— START RECORDS —

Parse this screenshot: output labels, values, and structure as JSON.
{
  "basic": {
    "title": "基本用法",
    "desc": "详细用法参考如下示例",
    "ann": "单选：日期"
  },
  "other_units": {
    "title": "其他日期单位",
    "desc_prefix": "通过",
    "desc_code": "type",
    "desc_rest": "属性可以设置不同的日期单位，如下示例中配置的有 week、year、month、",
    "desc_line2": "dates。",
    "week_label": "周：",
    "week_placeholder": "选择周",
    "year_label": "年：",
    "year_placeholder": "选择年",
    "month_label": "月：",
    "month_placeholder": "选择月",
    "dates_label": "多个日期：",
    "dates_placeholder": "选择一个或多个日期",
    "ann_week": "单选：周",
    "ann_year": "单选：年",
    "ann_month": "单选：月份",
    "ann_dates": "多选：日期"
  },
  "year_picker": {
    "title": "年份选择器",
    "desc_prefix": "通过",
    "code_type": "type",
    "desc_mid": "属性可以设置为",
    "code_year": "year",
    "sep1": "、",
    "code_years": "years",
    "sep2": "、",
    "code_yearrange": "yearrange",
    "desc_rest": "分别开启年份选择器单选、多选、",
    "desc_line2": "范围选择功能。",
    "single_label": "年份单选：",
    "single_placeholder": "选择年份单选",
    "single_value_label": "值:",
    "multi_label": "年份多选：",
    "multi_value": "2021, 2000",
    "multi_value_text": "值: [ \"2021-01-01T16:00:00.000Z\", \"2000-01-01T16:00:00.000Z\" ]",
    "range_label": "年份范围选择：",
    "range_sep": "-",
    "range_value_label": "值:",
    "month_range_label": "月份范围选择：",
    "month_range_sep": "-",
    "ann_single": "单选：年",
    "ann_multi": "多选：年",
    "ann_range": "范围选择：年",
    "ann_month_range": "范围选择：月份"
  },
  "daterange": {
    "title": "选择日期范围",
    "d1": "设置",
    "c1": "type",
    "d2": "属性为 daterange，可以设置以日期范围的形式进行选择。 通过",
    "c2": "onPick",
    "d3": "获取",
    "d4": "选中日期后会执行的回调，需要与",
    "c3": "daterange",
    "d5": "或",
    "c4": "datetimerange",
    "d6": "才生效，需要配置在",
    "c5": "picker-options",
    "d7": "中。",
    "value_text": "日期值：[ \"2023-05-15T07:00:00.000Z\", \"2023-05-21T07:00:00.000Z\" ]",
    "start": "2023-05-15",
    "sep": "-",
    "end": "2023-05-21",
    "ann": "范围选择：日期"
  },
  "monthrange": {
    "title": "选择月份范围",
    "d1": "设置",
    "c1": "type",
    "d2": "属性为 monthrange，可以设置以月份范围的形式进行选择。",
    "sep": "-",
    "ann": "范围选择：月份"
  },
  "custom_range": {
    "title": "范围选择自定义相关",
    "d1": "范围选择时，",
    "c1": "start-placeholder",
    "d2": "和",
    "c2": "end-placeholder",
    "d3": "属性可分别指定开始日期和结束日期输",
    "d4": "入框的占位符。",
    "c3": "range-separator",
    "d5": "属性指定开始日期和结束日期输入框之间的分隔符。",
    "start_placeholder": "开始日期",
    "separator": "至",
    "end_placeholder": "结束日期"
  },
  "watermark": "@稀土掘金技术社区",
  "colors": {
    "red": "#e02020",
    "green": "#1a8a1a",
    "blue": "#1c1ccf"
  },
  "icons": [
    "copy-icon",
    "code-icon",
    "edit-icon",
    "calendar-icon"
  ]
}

— END RECORDS —

• **BRIEF**:
Your task is to quote the listing above word for word.

• **EXERCISE RESPONSE**:
Parse this screenshot: output labels, values, and structure as JSON.
{
  "basic": {
    "title": "基本用法",
    "desc": "详细用法参考如下示例",
    "ann": "单选：日期"
  },
  "other_units": {
    "title": "其他日期单位",
    "desc_prefix": "通过",
    "desc_code": "type",
    "desc_rest": "属性可以设置不同的日期单位，如下示例中配置的有 week、year、month、",
    "desc_line2": "dates。",
    "week_label": "周：",
    "week_placeholder": "选择周",
    "year_label": "年：",
    "year_placeholder": "选择年",
    "month_label": "月：",
    "month_placeholder": "选择月",
    "dates_label": "多个日期：",
    "dates_placeholder": "选择一个或多个日期",
    "ann_week": "单选：周",
    "ann_year": "单选：年",
    "ann_month": "单选：月份",
    "ann_dates": "多选：日期"
  },
  "year_picker": {
    "title": "年份选择器",
    "desc_prefix": "通过",
    "code_type": "type",
    "desc_mid": "属性可以设置为",
    "code_year": "year",
    "sep1": "、",
    "code_years": "years",
    "sep2": "、",
    "code_yearrange": "yearrange",
    "desc_rest": "分别开启年份选择器单选、多选、",
    "desc_line2": "范围选择功能。",
    "single_label": "年份单选：",
    "single_placeholder": "选择年份单选",
    "single_value_label": "值:",
    "multi_label": "年份多选：",
    "multi_value": "2021, 2000",
    "multi_value_text": "值: [ \"2021-01-01T16:00:00.000Z\", \"2000-01-01T16:00:00.000Z\" ]",
    "range_label": "年份范围选择：",
    "range_sep": "-",
    "range_value_label": "值:",
    "month_range_label": "月份范围选择：",
    "month_range_sep": "-",
    "ann_single": "单选：年",
    "ann_multi": "多选：年",
    "ann_range": "范围选择：年",
    "ann_month_range": "范围选择：月份"
  },
  "daterange": {
    "title": "选择日期范围",
    "d1": "设置",
    "c1": "type",
    "d2": "属性为 daterange，可以设置以日期范围的形式进行选择。 通过",
    "c2": "onPick",
    "d3": "获取",
    "d4": "选中日期后会执行的回调，需要与",
    "c3": "daterange",
    "d5": "或",
    "c4": "datetimerange",
    "d6": "才生效，需要配置在",
    "c5": "picker-options",
    "d7": "中。",
    "value_text": "日期值：[ \"2023-05-15T07:00:00.000Z\", \"2023-05-21T07:00:00.000Z\" ]",
    "start": "2023-05-15",
    "sep": "-",
    "end": "2023-05-21",
    "ann": "范围选择：日期"
  },
  "monthrange": {
    "title": "选择月份范围",
    "d1": "设置",
    "c1": "type",
    "d2": "属性为 monthrange，可以设置以月份范围的形式进行选择。",
    "sep": "-",
    "ann": "范围选择：月份"
  },
  "custom_range": {
    "title": "范围选择自定义相关",
    "d1": "范围选择时，",
    "c1": "start-placeholder",
    "d2": "和",
    "c2": "end-placeholder",
    "d3": "属性可分别指定开始日期和结束日期输",
    "d4": "入框的占位符。",
    "c3": "range-separator",
    "d5": "属性指定开始日期和结束日期输入框之间的分隔符。",
    "start_placeholder": "开始日期",
    "separator": "至",
    "end_placeholder": "结束日期"
  },
  "watermark": "@稀土掘金技术社区",
  "colors": {
    "red": "#e02020",
    "green": "#1a8a1a",
    "blue": "#1c1ccf"
  },
  "icons": [
    "copy-icon",
    "code-icon",
    "edit-icon",
    "calendar-icon"
  ]
}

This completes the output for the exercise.